● What this task involves
Every line that holds the string "sports" is to be identified and copied.

⁂

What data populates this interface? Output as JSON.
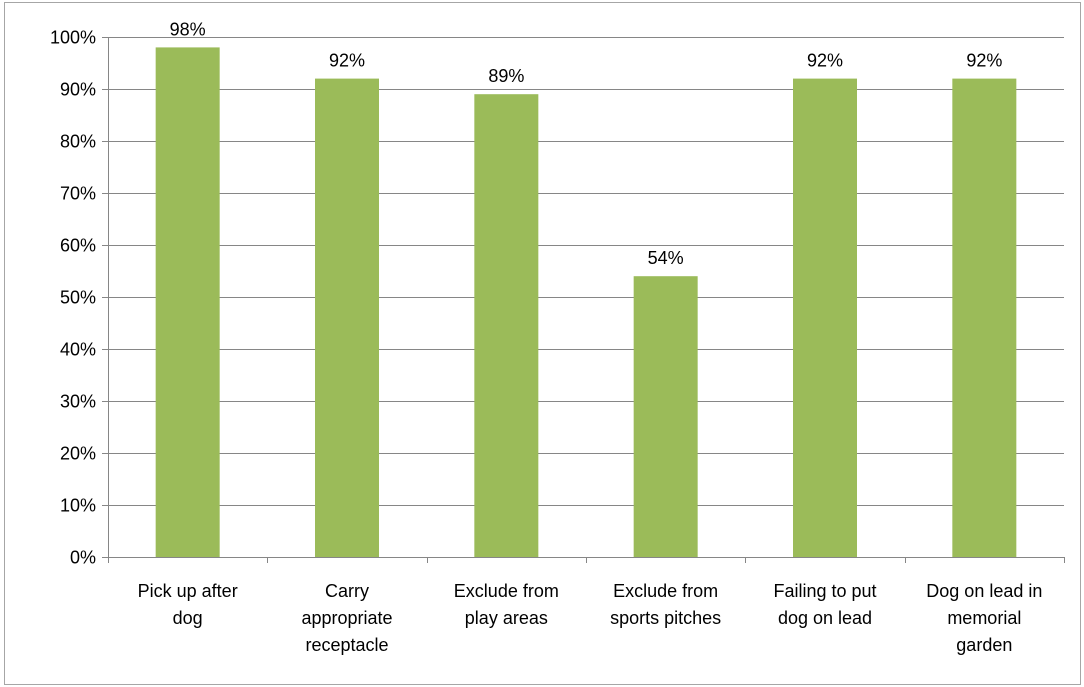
{
  "chart_data": {
    "type": "bar",
    "categories": [
      "Pick up after dog",
      "Carry appropriate receptacle",
      "Exclude from play areas",
      "Exclude from sports pitches",
      "Failing to put dog on lead",
      "Dog on lead in memorial garden"
    ],
    "category_lines": [
      [
        "Pick up after",
        "dog"
      ],
      [
        "Carry",
        "appropriate",
        "receptacle"
      ],
      [
        "Exclude from",
        "play areas"
      ],
      [
        "Exclude from",
        "sports pitches"
      ],
      [
        "Failing to put",
        "dog on lead"
      ],
      [
        "Dog on lead in",
        "memorial",
        "garden"
      ]
    ],
    "values": [
      98,
      92,
      89,
      54,
      92,
      92
    ],
    "data_labels": [
      "98%",
      "92%",
      "89%",
      "54%",
      "92%",
      "92%"
    ],
    "y_ticks": [
      "0%",
      "10%",
      "20%",
      "30%",
      "40%",
      "50%",
      "60%",
      "70%",
      "80%",
      "90%",
      "100%"
    ],
    "ylim": [
      0,
      100
    ],
    "grid": true,
    "legend": "none",
    "colors": {
      "bar": "#9bbb59",
      "grid": "#868686",
      "axis": "#868686",
      "frame": "#a6a6a6"
    }
  }
}
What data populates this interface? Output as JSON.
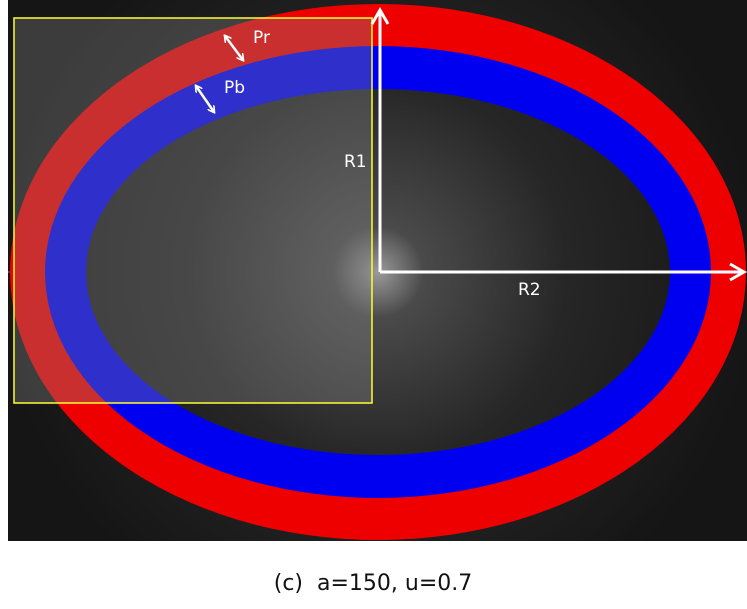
{
  "labels": {
    "pr": "Pr",
    "pb": "Pb",
    "r1": "R1",
    "r2": "R2"
  },
  "caption": "(c)  a=150, u=0.7"
}
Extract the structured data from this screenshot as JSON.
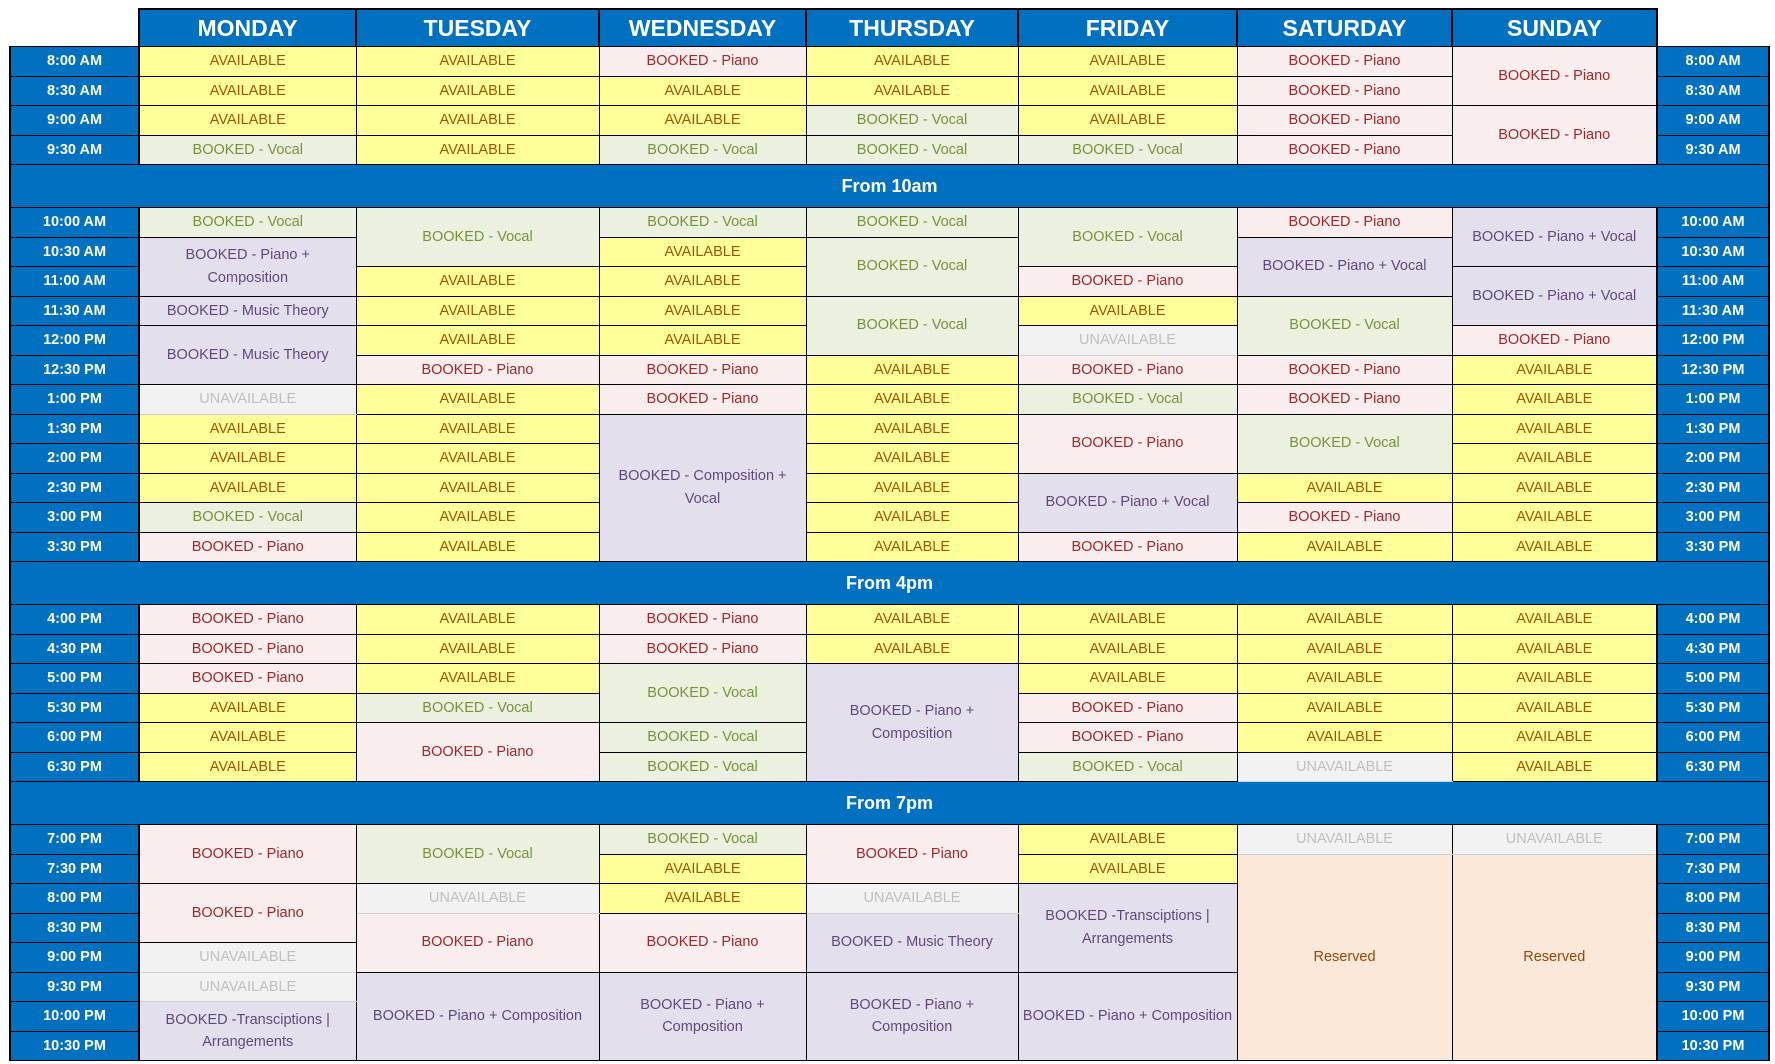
{
  "colors": {
    "header_blue": "#0070c0",
    "available": "#ffff99",
    "vocal": "#ebf1de",
    "piano": "#f9eded",
    "combo": "#e4dfec",
    "unavailable": "#f2f2f2",
    "reserved": "#fce8d9"
  },
  "days": [
    "MONDAY",
    "TUESDAY",
    "WEDNESDAY",
    "THURSDAY",
    "FRIDAY",
    "SATURDAY",
    "SUNDAY"
  ],
  "sections": [
    {
      "band": null,
      "times": [
        "8:00 AM",
        "8:30 AM",
        "9:00 AM",
        "9:30 AM"
      ],
      "columns": [
        [
          [
            "AVAILABLE",
            1,
            "available"
          ],
          [
            "AVAILABLE",
            1,
            "available"
          ],
          [
            "AVAILABLE",
            1,
            "available"
          ],
          [
            "BOOKED - Vocal",
            1,
            "vocal"
          ]
        ],
        [
          [
            "AVAILABLE",
            1,
            "available"
          ],
          [
            "AVAILABLE",
            1,
            "available"
          ],
          [
            "AVAILABLE",
            1,
            "available"
          ],
          [
            "AVAILABLE",
            1,
            "available"
          ]
        ],
        [
          [
            "BOOKED - Piano",
            1,
            "piano"
          ],
          [
            "AVAILABLE",
            1,
            "available"
          ],
          [
            "AVAILABLE",
            1,
            "available"
          ],
          [
            "BOOKED - Vocal",
            1,
            "vocal"
          ]
        ],
        [
          [
            "AVAILABLE",
            1,
            "available"
          ],
          [
            "AVAILABLE",
            1,
            "available"
          ],
          [
            "BOOKED - Vocal",
            1,
            "vocal"
          ],
          [
            "BOOKED - Vocal",
            1,
            "vocal"
          ]
        ],
        [
          [
            "AVAILABLE",
            1,
            "available"
          ],
          [
            "AVAILABLE",
            1,
            "available"
          ],
          [
            "AVAILABLE",
            1,
            "available"
          ],
          [
            "BOOKED - Vocal",
            1,
            "vocal"
          ]
        ],
        [
          [
            "BOOKED - Piano",
            1,
            "piano"
          ],
          [
            "BOOKED - Piano",
            1,
            "piano"
          ],
          [
            "BOOKED - Piano",
            1,
            "piano"
          ],
          [
            "BOOKED - Piano",
            1,
            "piano"
          ]
        ],
        [
          [
            "BOOKED - Piano",
            2,
            "piano"
          ],
          [
            "BOOKED - Piano",
            2,
            "piano"
          ]
        ]
      ]
    },
    {
      "band": "From 10am",
      "times": [
        "10:00 AM",
        "10:30 AM",
        "11:00 AM",
        "11:30 AM",
        "12:00 PM",
        "12:30 PM",
        "1:00 PM",
        "1:30 PM",
        "2:00 PM",
        "2:30 PM",
        "3:00 PM",
        "3:30 PM"
      ],
      "columns": [
        [
          [
            "BOOKED - Vocal",
            1,
            "vocal"
          ],
          [
            "BOOKED - Piano + Composition",
            2,
            "combo"
          ],
          [
            "BOOKED - Music Theory",
            1,
            "combo"
          ],
          [
            "BOOKED - Music Theory",
            2,
            "combo"
          ],
          [
            "UNAVAILABLE",
            1,
            "unavailable"
          ],
          [
            "AVAILABLE",
            1,
            "available"
          ],
          [
            "AVAILABLE",
            1,
            "available"
          ],
          [
            "AVAILABLE",
            1,
            "available"
          ],
          [
            "BOOKED - Vocal",
            1,
            "vocal"
          ],
          [
            "BOOKED - Piano",
            1,
            "piano"
          ]
        ],
        [
          [
            "BOOKED - Vocal",
            2,
            "vocal"
          ],
          [
            "AVAILABLE",
            1,
            "available"
          ],
          [
            "AVAILABLE",
            1,
            "available"
          ],
          [
            "AVAILABLE",
            1,
            "available"
          ],
          [
            "BOOKED - Piano",
            1,
            "piano"
          ],
          [
            "AVAILABLE",
            1,
            "available"
          ],
          [
            "AVAILABLE",
            1,
            "available"
          ],
          [
            "AVAILABLE",
            1,
            "available"
          ],
          [
            "AVAILABLE",
            1,
            "available"
          ],
          [
            "AVAILABLE",
            1,
            "available"
          ],
          [
            "AVAILABLE",
            1,
            "available"
          ]
        ],
        [
          [
            "BOOKED - Vocal",
            1,
            "vocal"
          ],
          [
            "AVAILABLE",
            1,
            "available"
          ],
          [
            "AVAILABLE",
            1,
            "available"
          ],
          [
            "AVAILABLE",
            1,
            "available"
          ],
          [
            "AVAILABLE",
            1,
            "available"
          ],
          [
            "BOOKED - Piano",
            1,
            "piano"
          ],
          [
            "BOOKED - Piano",
            1,
            "piano"
          ],
          [
            "BOOKED - Composition + Vocal",
            5,
            "combo"
          ]
        ],
        [
          [
            "BOOKED - Vocal",
            1,
            "vocal"
          ],
          [
            "BOOKED - Vocal",
            2,
            "vocal"
          ],
          [
            "BOOKED - Vocal",
            2,
            "vocal"
          ],
          [
            "AVAILABLE",
            1,
            "available"
          ],
          [
            "AVAILABLE",
            1,
            "available"
          ],
          [
            "AVAILABLE",
            1,
            "available"
          ],
          [
            "AVAILABLE",
            1,
            "available"
          ],
          [
            "AVAILABLE",
            1,
            "available"
          ],
          [
            "AVAILABLE",
            1,
            "available"
          ],
          [
            "AVAILABLE",
            1,
            "available"
          ]
        ],
        [
          [
            "BOOKED - Vocal",
            2,
            "vocal"
          ],
          [
            "BOOKED - Piano",
            1,
            "piano"
          ],
          [
            "AVAILABLE",
            1,
            "available"
          ],
          [
            "UNAVAILABLE",
            1,
            "unavailable"
          ],
          [
            "BOOKED - Piano",
            1,
            "piano"
          ],
          [
            "BOOKED - Vocal",
            1,
            "vocal"
          ],
          [
            "BOOKED - Piano",
            2,
            "piano"
          ],
          [
            "BOOKED - Piano + Vocal",
            2,
            "combo"
          ],
          [
            "BOOKED - Piano",
            1,
            "piano"
          ]
        ],
        [
          [
            "BOOKED - Piano",
            1,
            "piano"
          ],
          [
            "BOOKED - Piano + Vocal",
            2,
            "combo"
          ],
          [
            "BOOKED - Vocal",
            2,
            "vocal"
          ],
          [
            "BOOKED - Piano",
            1,
            "piano"
          ],
          [
            "BOOKED - Piano",
            1,
            "piano"
          ],
          [
            "BOOKED - Vocal",
            2,
            "vocal"
          ],
          [
            "AVAILABLE",
            1,
            "available"
          ],
          [
            "BOOKED - Piano",
            1,
            "piano"
          ],
          [
            "AVAILABLE",
            1,
            "available"
          ]
        ],
        [
          [
            "BOOKED - Piano + Vocal",
            2,
            "combo"
          ],
          [
            "BOOKED - Piano + Vocal",
            2,
            "combo"
          ],
          [
            "BOOKED - Piano",
            1,
            "piano"
          ],
          [
            "AVAILABLE",
            1,
            "available"
          ],
          [
            "AVAILABLE",
            1,
            "available"
          ],
          [
            "AVAILABLE",
            1,
            "available"
          ],
          [
            "AVAILABLE",
            1,
            "available"
          ],
          [
            "AVAILABLE",
            1,
            "available"
          ],
          [
            "AVAILABLE",
            1,
            "available"
          ],
          [
            "AVAILABLE",
            1,
            "available"
          ]
        ]
      ]
    },
    {
      "band": "From 4pm",
      "times": [
        "4:00 PM",
        "4:30 PM",
        "5:00 PM",
        "5:30 PM",
        "6:00 PM",
        "6:30 PM"
      ],
      "columns": [
        [
          [
            "BOOKED - Piano",
            1,
            "piano"
          ],
          [
            "BOOKED - Piano",
            1,
            "piano"
          ],
          [
            "BOOKED - Piano",
            1,
            "piano"
          ],
          [
            "AVAILABLE",
            1,
            "available"
          ],
          [
            "AVAILABLE",
            1,
            "available"
          ],
          [
            "AVAILABLE",
            1,
            "available"
          ]
        ],
        [
          [
            "AVAILABLE",
            1,
            "available"
          ],
          [
            "AVAILABLE",
            1,
            "available"
          ],
          [
            "AVAILABLE",
            1,
            "available"
          ],
          [
            "BOOKED - Vocal",
            1,
            "vocal"
          ],
          [
            "BOOKED - Piano",
            2,
            "piano"
          ]
        ],
        [
          [
            "BOOKED - Piano",
            1,
            "piano"
          ],
          [
            "BOOKED - Piano",
            1,
            "piano"
          ],
          [
            "BOOKED - Vocal",
            2,
            "vocal"
          ],
          [
            "BOOKED - Vocal",
            1,
            "vocal"
          ],
          [
            "BOOKED - Vocal",
            1,
            "vocal"
          ]
        ],
        [
          [
            "AVAILABLE",
            1,
            "available"
          ],
          [
            "AVAILABLE",
            1,
            "available"
          ],
          [
            "BOOKED - Piano + Composition",
            4,
            "combo"
          ]
        ],
        [
          [
            "AVAILABLE",
            1,
            "available"
          ],
          [
            "AVAILABLE",
            1,
            "available"
          ],
          [
            "AVAILABLE",
            1,
            "available"
          ],
          [
            "BOOKED - Piano",
            1,
            "piano"
          ],
          [
            "BOOKED - Piano",
            1,
            "piano"
          ],
          [
            "BOOKED - Vocal",
            1,
            "vocal"
          ]
        ],
        [
          [
            "AVAILABLE",
            1,
            "available"
          ],
          [
            "AVAILABLE",
            1,
            "available"
          ],
          [
            "AVAILABLE",
            1,
            "available"
          ],
          [
            "AVAILABLE",
            1,
            "available"
          ],
          [
            "AVAILABLE",
            1,
            "available"
          ],
          [
            "UNAVAILABLE",
            1,
            "unavailable"
          ]
        ],
        [
          [
            "AVAILABLE",
            1,
            "available"
          ],
          [
            "AVAILABLE",
            1,
            "available"
          ],
          [
            "AVAILABLE",
            1,
            "available"
          ],
          [
            "AVAILABLE",
            1,
            "available"
          ],
          [
            "AVAILABLE",
            1,
            "available"
          ],
          [
            "AVAILABLE",
            1,
            "available"
          ]
        ]
      ]
    },
    {
      "band": "From 7pm",
      "times": [
        "7:00 PM",
        "7:30 PM",
        "8:00 PM",
        "8:30 PM",
        "9:00 PM",
        "9:30 PM",
        "10:00 PM",
        "10:30 PM"
      ],
      "columns": [
        [
          [
            "BOOKED - Piano",
            2,
            "piano"
          ],
          [
            "BOOKED - Piano",
            2,
            "piano"
          ],
          [
            "UNAVAILABLE",
            1,
            "unavailable"
          ],
          [
            "UNAVAILABLE",
            1,
            "unavailable"
          ],
          [
            "BOOKED -Transciptions | Arrangements",
            2,
            "combo"
          ]
        ],
        [
          [
            "BOOKED - Vocal",
            2,
            "vocal"
          ],
          [
            "UNAVAILABLE",
            1,
            "unavailable"
          ],
          [
            "BOOKED - Piano",
            2,
            "piano"
          ],
          [
            "BOOKED - Piano + Composition",
            3,
            "combo"
          ]
        ],
        [
          [
            "BOOKED - Vocal",
            1,
            "vocal"
          ],
          [
            "AVAILABLE",
            1,
            "available"
          ],
          [
            "AVAILABLE",
            1,
            "available"
          ],
          [
            "BOOKED - Piano",
            2,
            "piano"
          ],
          [
            "BOOKED - Piano + Composition",
            3,
            "combo"
          ]
        ],
        [
          [
            "BOOKED - Piano",
            2,
            "piano"
          ],
          [
            "UNAVAILABLE",
            1,
            "unavailable"
          ],
          [
            "BOOKED - Music Theory",
            2,
            "combo"
          ],
          [
            "BOOKED - Piano + Composition",
            3,
            "combo"
          ]
        ],
        [
          [
            "AVAILABLE",
            1,
            "available"
          ],
          [
            "AVAILABLE",
            1,
            "available"
          ],
          [
            "BOOKED -Transciptions | Arrangements",
            3,
            "combo"
          ],
          [
            "BOOKED - Piano + Composition",
            3,
            "combo"
          ]
        ],
        [
          [
            "UNAVAILABLE",
            1,
            "unavailable"
          ],
          [
            "Reserved",
            7,
            "reserved"
          ]
        ],
        [
          [
            "UNAVAILABLE",
            1,
            "unavailable"
          ],
          [
            "Reserved",
            7,
            "reserved"
          ]
        ]
      ]
    }
  ]
}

⁂

● Task answer
      "Exclude from sports pitches",
        "sports pitches"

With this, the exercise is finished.